→ STATED GOAL
Read the records and gather each line that includes "nameday".
Start of LISTING
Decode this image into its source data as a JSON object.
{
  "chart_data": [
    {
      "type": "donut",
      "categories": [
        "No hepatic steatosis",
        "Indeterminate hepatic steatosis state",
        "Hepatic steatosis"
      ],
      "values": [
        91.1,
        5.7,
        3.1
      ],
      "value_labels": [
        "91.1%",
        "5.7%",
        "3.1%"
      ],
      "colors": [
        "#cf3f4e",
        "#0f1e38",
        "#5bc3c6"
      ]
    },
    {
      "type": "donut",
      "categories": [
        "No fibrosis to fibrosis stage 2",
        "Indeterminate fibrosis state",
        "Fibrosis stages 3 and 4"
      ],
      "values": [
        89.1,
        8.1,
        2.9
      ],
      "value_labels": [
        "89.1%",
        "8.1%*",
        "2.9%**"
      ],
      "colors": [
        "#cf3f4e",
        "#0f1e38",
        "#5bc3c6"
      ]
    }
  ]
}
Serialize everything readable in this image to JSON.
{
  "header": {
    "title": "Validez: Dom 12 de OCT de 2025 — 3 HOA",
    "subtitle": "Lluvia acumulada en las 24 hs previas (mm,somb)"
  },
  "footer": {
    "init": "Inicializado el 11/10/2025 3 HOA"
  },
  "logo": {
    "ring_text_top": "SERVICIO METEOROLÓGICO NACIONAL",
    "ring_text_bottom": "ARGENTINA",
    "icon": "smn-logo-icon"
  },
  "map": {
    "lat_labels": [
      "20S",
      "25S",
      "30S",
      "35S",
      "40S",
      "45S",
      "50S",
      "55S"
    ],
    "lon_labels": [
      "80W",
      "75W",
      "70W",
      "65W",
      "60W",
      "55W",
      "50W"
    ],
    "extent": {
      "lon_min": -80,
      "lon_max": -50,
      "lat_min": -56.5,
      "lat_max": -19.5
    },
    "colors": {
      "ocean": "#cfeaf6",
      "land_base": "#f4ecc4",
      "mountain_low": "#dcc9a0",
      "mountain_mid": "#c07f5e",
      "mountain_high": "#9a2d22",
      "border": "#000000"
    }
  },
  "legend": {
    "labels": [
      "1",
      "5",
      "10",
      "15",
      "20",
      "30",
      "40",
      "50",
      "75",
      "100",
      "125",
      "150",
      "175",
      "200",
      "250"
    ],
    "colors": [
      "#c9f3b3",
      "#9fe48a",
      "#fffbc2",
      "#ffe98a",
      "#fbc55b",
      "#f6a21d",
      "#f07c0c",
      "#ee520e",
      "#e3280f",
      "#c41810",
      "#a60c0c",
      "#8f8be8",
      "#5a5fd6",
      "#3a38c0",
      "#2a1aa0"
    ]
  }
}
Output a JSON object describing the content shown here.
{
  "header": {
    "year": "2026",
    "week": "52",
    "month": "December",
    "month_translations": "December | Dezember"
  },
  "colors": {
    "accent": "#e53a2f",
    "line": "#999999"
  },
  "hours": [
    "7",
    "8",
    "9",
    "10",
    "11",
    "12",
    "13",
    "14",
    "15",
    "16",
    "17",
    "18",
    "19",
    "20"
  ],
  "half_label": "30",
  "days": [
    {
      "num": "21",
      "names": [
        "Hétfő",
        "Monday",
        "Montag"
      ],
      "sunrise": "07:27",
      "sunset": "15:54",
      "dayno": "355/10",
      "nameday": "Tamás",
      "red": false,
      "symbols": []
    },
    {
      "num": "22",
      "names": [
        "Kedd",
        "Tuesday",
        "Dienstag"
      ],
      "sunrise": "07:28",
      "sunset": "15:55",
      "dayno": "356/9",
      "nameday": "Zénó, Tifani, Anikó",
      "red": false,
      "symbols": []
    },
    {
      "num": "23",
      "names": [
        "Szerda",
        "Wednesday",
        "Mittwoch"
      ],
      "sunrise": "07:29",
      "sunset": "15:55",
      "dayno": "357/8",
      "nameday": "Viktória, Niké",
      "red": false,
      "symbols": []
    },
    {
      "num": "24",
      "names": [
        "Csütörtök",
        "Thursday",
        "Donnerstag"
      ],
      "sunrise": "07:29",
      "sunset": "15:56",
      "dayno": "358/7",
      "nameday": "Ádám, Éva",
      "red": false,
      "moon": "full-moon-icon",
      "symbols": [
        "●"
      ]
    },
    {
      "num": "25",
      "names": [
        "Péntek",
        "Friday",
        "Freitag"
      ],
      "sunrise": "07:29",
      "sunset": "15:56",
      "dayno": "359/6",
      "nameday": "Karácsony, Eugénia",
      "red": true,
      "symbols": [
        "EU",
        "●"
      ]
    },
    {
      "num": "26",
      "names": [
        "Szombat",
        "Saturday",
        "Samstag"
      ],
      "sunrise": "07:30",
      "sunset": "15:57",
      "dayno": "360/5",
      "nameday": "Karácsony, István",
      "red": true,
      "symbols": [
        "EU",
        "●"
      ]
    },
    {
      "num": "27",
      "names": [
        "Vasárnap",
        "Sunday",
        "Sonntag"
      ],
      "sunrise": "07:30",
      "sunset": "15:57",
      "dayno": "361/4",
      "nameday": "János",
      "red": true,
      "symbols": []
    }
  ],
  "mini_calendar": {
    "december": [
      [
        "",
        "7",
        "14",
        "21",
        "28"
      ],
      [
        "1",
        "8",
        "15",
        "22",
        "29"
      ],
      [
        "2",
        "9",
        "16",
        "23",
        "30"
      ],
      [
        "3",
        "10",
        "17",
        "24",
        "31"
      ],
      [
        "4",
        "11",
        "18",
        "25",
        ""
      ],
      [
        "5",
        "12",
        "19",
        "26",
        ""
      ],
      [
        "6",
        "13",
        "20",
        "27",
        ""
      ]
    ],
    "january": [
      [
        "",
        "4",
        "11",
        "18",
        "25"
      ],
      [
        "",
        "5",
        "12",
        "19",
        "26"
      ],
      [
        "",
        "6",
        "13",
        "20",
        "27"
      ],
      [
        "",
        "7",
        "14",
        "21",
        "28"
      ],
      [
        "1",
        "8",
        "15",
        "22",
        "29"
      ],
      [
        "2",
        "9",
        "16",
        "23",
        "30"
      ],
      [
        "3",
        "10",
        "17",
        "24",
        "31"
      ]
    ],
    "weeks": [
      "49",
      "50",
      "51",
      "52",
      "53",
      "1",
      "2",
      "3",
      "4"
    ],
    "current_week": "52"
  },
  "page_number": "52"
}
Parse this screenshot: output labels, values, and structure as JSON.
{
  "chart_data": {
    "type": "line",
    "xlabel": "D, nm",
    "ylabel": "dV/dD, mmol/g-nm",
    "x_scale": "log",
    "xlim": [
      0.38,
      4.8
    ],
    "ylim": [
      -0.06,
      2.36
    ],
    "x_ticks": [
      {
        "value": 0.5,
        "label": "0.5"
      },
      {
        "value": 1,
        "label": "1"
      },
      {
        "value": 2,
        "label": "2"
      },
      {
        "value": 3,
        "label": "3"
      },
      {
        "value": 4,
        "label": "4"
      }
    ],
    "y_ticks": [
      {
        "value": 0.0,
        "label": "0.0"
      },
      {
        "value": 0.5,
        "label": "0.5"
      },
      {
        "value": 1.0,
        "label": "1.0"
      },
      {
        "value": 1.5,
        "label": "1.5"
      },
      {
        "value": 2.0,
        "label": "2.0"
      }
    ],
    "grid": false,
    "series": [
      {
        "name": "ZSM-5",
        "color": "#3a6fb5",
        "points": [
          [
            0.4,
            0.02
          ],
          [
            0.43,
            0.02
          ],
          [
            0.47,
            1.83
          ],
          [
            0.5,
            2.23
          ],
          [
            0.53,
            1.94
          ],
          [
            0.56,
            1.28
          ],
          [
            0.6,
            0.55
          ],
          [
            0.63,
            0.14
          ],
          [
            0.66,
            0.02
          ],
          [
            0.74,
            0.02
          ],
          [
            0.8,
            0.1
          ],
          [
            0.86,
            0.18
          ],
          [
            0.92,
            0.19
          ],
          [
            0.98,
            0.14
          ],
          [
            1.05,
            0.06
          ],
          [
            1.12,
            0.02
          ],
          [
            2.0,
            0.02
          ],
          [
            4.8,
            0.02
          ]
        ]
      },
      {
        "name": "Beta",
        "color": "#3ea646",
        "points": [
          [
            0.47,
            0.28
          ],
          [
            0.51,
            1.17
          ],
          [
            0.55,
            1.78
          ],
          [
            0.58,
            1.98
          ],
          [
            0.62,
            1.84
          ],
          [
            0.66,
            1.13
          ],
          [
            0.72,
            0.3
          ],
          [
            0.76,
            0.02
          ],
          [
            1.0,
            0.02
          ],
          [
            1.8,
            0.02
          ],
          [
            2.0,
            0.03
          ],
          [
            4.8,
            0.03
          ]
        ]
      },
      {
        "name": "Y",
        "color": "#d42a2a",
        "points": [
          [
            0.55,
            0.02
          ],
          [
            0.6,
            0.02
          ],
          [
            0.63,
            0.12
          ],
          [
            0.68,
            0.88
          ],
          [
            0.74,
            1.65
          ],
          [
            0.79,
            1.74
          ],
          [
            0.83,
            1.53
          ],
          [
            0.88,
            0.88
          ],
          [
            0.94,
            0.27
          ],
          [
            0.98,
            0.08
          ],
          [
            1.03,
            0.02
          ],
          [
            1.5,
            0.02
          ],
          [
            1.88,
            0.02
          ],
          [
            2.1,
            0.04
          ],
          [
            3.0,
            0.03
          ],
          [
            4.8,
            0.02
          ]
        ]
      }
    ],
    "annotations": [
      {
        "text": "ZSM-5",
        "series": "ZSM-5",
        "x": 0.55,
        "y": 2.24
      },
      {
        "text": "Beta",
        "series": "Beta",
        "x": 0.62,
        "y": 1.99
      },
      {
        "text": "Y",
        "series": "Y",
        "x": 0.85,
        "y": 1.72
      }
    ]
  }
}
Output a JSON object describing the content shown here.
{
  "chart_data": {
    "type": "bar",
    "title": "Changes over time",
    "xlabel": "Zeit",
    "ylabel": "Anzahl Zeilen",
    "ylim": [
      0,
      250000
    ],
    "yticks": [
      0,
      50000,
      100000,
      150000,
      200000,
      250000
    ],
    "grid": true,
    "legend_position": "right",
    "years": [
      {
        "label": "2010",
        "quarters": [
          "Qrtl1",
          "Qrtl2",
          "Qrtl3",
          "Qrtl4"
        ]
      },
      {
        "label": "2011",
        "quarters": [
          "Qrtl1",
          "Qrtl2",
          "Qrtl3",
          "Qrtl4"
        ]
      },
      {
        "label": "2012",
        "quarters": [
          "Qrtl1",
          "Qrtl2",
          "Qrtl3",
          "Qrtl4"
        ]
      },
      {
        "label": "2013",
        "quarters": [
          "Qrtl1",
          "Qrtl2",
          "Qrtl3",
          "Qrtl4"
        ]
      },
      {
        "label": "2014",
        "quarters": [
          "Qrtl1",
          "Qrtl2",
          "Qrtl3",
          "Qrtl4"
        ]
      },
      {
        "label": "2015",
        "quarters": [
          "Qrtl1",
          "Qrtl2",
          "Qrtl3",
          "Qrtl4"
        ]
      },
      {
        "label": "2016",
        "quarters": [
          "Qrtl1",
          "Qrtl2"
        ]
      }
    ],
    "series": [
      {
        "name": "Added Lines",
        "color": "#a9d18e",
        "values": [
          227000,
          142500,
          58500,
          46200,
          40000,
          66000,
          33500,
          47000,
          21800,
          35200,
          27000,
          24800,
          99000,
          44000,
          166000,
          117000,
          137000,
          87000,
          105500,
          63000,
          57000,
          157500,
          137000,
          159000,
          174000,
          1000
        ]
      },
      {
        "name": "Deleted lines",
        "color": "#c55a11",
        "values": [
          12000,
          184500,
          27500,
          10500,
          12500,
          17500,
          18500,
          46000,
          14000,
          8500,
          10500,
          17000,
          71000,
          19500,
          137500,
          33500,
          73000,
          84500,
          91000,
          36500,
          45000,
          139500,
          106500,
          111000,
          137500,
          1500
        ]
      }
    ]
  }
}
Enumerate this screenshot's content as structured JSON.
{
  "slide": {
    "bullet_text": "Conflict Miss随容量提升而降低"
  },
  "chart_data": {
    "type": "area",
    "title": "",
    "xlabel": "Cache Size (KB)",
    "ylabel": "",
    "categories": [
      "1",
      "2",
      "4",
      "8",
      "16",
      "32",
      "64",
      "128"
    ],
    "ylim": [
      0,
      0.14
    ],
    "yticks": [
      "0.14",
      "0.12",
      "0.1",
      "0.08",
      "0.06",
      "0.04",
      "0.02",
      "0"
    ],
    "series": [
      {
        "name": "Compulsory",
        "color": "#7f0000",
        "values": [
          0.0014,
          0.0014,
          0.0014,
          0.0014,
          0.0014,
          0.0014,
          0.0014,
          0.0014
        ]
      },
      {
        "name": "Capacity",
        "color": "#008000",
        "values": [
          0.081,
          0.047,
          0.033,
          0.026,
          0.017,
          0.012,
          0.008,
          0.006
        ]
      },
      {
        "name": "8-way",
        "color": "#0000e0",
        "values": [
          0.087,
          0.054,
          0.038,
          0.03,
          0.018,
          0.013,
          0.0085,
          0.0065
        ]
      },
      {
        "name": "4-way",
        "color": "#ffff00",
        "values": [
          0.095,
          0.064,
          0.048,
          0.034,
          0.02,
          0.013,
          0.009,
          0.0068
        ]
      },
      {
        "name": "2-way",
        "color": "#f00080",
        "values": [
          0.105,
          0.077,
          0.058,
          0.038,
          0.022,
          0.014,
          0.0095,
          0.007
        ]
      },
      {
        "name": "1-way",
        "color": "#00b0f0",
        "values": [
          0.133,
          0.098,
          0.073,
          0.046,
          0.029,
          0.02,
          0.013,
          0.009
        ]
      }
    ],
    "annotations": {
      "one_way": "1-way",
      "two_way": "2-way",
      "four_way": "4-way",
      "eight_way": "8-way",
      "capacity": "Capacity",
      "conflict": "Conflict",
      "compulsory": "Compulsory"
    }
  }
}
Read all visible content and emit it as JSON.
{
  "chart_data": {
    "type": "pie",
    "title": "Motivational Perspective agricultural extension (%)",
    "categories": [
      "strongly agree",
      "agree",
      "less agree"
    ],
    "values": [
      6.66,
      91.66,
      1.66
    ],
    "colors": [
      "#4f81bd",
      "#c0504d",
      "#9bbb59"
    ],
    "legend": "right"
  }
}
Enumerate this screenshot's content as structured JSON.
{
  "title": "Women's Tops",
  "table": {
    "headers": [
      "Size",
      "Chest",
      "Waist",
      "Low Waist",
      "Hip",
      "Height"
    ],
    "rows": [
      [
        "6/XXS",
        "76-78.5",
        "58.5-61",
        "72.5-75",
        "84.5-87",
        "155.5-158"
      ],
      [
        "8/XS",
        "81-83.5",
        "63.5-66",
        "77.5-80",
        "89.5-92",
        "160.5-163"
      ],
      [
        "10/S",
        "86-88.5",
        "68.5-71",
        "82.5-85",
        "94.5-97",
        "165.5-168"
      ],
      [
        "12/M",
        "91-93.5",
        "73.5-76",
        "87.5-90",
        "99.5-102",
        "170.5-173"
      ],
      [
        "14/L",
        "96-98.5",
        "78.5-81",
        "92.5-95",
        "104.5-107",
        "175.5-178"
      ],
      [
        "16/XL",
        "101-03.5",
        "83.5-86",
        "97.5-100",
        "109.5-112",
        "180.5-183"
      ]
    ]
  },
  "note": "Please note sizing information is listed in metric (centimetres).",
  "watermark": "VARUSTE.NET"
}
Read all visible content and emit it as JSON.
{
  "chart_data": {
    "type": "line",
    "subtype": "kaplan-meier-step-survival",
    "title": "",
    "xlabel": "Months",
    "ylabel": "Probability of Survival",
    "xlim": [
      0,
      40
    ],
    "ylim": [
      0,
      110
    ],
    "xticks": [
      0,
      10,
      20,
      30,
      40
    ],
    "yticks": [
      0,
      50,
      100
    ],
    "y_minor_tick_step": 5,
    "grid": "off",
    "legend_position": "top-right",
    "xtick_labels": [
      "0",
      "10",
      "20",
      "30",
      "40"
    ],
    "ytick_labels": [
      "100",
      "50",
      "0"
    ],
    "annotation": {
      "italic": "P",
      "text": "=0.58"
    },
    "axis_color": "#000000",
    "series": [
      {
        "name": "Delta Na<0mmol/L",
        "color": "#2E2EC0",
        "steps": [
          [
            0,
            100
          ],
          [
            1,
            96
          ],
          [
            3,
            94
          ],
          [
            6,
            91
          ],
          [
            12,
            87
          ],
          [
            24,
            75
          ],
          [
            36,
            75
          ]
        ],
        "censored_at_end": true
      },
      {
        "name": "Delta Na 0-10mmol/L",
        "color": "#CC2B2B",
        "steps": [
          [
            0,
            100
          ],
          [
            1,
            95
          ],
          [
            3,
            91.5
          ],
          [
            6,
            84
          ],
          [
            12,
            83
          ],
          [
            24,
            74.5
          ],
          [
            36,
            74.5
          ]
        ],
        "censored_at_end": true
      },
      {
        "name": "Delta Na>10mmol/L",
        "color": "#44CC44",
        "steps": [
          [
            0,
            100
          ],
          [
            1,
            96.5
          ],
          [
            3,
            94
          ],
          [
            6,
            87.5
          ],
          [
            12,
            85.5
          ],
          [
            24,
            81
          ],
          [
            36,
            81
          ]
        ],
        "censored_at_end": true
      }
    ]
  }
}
End of LISTING
→ CORRECT RESPONSE
      "nameday": "Tamás",
      "nameday": "Zénó, Tifani, Anikó",
      "nameday": "Viktória, Niké",
      "nameday": "Ádám, Éva",
      "nameday": "Karácsony, Eugénia",
      "nameday": "Karácsony, István",
      "nameday": "János",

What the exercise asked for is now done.